■ What is required:
Select, from the data, each line where "Tech" occurs.

[Saved entries]
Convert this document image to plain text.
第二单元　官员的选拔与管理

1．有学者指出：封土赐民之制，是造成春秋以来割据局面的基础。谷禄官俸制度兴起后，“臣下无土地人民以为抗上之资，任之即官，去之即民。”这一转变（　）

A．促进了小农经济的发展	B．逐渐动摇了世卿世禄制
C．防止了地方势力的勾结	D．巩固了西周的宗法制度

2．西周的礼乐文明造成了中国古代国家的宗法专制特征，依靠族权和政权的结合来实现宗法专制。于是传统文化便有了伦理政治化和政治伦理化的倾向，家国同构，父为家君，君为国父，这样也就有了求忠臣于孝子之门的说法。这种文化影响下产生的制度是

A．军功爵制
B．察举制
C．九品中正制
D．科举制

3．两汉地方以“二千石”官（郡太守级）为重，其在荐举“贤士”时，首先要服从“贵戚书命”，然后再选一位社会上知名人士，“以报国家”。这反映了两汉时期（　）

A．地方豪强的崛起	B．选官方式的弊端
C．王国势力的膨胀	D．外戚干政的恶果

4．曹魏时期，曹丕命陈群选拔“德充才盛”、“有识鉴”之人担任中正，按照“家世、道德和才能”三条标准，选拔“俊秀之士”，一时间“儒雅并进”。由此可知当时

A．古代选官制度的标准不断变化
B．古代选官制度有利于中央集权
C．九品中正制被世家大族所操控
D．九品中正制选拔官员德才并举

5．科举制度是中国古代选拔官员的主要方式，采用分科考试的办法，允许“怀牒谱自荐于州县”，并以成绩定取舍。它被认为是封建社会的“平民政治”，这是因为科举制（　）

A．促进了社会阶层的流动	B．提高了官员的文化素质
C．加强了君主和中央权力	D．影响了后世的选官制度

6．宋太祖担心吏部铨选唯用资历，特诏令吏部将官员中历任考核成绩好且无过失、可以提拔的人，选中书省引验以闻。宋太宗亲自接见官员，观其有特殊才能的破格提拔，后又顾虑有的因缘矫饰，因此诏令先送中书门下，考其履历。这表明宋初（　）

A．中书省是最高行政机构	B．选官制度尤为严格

---

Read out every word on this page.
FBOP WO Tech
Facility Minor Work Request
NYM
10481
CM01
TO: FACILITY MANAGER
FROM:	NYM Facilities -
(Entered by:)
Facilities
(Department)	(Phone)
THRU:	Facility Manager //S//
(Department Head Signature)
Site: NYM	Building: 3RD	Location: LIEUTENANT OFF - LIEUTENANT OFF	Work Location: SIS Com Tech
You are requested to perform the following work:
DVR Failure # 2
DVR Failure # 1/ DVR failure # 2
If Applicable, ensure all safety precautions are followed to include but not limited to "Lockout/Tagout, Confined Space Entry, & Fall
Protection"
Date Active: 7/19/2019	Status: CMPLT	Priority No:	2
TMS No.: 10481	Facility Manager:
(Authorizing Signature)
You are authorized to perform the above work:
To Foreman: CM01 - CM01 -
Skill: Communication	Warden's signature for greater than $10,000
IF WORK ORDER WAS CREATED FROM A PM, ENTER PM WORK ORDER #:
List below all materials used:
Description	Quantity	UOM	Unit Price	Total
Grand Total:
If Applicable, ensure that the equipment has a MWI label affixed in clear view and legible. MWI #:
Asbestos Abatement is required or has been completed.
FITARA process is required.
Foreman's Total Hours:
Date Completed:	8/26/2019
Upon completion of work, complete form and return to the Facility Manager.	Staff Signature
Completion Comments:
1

■ Exercise output:
FBOP WO Tech
Site: NYM	Building: 3RD	Location: LIEUTENANT OFF - LIEUTENANT OFF	Work Location: SIS Com Tech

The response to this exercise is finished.